Opdracht A — Werk het stuk uit de uitspraak van de rechtbank bij dat begint bij "in de gedingen" en doorloopt tot en met "en [nummer 4]).". Zet daarin overal "belanghebbende" in plaats van "eiseres" en geef het stuk opnieuw.

Paginafragment —
Home

Rechtbank 's-Gravenhage, 17-06-2009, ECLI:NL:RBSGR:2009:11177 BJ1621, AWB 08/198-201 OB

Rechtbank 's-Gravenhage, 17-06-2009, ECLI:NL:RBSGR:2009:11177 BJ1621, AWB 08/198-201 OB

Gegevens

Instantie
Rechtbank 's-Gravenhage
Datum uitspraak
17 juni 2009
Datum publicatie
6 juli 2009
ECLI
ECLI:NL:RBSGR:2009:BJ1621
Zaaknummer
AWB 08/198-201 OB

Inhoudsindicatie

Omzetbelasting. Door leden van sportteam aan stichting betaalde bijdragen belast, omdat een rechtstreeks verband bestaat tussen de bijdragen en terbeschikkingstelling aan de teamleden van kleding, voedsel en materialen. Beroep gegrond.

Uitspraak

RECHTBANK 'S-GRAVENHAGE

Sector bestuursrecht

Afdeling 4, enkelvoudige kamer

Procedurenummer: AWB 08/198-201 OB

Uitspraakdatum: 17 juni 2009

Proces-verbaal van de mondelinge uitspraak ingevolge artikel 8:67 van de Algemene wet bestuursrecht (Awb)

in de gedingen tussen

Stichting [X], kantoor houdend te [Z], eiseres,

en

de inspecteur van de Belastingdienst/[te P], verweerder.

De bestreden uitspraken op bezwaar

De uitspraken van verweerder van 1 december 2007 op de bezwaren van eiseres tegen de aan eiseres over de tijdvakken 1 maart tot en met 31 december 2001, 1 januari tot en met 31 december 2002, 1 januari tot en met 31 december 2003 en 1 januari tot en met 31 december 2004 opgelegde naheffingsaanslagen omzetbelasting (aanslagnummers [nummer 1], [nummer 2], [nummer 3] en [nummer 4]).

Gegeven informatie —
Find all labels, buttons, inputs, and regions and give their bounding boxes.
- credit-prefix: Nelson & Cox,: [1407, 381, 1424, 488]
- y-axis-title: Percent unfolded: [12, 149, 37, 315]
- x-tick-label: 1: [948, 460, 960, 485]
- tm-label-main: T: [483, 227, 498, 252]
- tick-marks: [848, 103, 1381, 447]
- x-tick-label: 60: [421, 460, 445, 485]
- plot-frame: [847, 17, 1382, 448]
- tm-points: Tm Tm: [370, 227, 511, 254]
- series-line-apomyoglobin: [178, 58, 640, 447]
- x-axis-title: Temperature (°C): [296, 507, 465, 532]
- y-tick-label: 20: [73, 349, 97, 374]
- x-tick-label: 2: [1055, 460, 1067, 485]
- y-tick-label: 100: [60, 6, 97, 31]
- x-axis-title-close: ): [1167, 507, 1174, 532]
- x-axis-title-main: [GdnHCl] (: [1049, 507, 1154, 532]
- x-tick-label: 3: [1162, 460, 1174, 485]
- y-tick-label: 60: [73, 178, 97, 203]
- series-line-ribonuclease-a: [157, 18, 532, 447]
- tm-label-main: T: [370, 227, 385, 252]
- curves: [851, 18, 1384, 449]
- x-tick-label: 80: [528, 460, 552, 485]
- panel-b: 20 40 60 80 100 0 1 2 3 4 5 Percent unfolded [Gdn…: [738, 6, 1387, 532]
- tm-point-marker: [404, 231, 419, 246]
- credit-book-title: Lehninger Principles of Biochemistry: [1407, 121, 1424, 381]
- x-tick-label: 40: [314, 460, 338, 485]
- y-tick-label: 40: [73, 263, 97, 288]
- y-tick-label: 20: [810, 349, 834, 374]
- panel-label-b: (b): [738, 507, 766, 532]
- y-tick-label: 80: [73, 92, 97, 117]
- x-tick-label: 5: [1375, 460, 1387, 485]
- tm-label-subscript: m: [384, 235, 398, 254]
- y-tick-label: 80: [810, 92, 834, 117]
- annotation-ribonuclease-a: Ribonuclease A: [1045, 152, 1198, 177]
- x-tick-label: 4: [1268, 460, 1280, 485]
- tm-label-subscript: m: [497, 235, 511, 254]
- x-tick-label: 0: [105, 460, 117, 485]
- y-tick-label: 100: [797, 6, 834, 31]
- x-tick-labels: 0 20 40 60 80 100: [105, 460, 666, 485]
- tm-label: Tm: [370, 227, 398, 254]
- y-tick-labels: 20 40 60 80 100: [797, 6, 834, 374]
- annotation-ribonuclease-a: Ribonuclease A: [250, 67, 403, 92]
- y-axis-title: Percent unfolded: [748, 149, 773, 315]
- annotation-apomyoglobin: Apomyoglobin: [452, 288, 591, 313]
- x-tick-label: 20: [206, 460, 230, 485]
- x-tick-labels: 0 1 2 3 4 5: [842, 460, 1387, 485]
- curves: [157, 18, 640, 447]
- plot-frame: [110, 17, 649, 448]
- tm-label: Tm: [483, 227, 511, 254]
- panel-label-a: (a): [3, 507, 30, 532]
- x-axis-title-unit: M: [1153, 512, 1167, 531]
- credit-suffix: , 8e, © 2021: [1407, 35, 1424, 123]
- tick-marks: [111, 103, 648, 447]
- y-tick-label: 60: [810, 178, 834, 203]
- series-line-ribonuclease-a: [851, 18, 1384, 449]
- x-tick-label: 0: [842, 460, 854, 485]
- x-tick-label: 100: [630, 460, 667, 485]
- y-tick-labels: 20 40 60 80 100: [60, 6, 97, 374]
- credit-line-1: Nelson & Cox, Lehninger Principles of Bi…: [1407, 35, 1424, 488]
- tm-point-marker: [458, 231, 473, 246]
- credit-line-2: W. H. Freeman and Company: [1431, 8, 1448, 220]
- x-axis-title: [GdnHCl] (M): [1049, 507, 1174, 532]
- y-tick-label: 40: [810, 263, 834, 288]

* * *

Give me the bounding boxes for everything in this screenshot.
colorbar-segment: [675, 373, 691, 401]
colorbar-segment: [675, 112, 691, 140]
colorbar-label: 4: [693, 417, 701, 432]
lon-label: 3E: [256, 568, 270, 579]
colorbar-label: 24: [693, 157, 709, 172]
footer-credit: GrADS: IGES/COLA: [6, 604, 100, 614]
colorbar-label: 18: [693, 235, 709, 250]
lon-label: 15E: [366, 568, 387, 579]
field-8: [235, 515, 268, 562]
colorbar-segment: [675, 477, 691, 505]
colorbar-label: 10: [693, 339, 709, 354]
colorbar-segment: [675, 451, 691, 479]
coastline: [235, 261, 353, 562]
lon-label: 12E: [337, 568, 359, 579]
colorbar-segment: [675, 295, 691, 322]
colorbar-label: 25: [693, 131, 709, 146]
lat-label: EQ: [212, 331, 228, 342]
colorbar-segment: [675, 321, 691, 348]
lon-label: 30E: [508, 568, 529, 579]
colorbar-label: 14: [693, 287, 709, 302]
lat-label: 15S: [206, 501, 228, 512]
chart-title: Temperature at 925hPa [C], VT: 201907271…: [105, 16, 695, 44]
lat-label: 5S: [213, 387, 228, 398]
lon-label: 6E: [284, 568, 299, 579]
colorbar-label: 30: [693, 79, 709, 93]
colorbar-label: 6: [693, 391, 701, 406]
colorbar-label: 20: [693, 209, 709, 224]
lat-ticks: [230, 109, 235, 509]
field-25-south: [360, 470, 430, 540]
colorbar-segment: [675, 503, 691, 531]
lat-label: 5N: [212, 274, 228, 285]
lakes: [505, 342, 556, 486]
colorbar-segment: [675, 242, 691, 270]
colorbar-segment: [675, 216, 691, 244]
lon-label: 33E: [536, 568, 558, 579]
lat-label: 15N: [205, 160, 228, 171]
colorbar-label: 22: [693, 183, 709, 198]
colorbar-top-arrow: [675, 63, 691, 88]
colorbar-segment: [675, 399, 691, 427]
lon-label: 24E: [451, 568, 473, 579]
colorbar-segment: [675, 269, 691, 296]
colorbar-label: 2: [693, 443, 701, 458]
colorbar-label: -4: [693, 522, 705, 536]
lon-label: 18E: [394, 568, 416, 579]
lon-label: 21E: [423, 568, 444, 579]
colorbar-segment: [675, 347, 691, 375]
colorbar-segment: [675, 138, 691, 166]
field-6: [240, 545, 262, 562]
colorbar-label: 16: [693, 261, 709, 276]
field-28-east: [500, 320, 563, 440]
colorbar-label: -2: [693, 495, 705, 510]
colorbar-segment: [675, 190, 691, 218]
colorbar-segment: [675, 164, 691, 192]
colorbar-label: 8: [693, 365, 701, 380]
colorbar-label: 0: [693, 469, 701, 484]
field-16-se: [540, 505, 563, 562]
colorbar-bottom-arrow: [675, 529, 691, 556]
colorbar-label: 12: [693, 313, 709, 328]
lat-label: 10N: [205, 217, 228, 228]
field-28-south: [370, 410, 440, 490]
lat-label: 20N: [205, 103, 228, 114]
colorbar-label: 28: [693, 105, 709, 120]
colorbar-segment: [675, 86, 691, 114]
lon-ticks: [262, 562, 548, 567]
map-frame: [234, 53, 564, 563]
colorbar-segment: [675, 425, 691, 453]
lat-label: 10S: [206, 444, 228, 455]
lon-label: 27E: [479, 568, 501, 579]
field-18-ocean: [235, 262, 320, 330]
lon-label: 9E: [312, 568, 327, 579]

Opdracht B — Neem uit de vermeldingen letterlijk de regels over, beginnend bij de regel met "Find all labels, buttons, inputs, and" en doorlopend tot en met de regel met "- tm-points: Tm Tm: [370, 227, 511, 254]".

Antwoord A —
in de gedingen tussen

Stichting [X], kantoor houdend te [Z], belanghebbende,

en

de inspecteur van de Belastingdienst/[te P], verweerder.

De bestreden uitspraken op bezwaar

De uitspraken van verweerder van 1 december 2007 op de bezwaren van belanghebbende tegen de aan belanghebbende over de tijdvakken 1 maart tot en met 31 december 2001, 1 januari tot en met 31 december 2002, 1 januari tot en met 31 december 2003 en 1 januari tot en met 31 december 2004 opgelegde naheffingsaanslagen omzetbelasting (aanslagnummers [nummer 1], [nummer 2], [nummer 3] en [nummer 4]).

Antwoord B —
Find all labels, buttons, inputs, and regions and give their bounding boxes.
- credit-prefix: Nelson & Cox,: [1407, 381, 1424, 488]
- y-axis-title: Percent unfolded: [12, 149, 37, 315]
- x-tick-label: 1: [948, 460, 960, 485]
- tm-label-main: T: [483, 227, 498, 252]
- tick-marks: [848, 103, 1381, 447]
- x-tick-label: 60: [421, 460, 445, 485]
- plot-frame: [847, 17, 1382, 448]
- tm-points: Tm Tm: [370, 227, 511, 254]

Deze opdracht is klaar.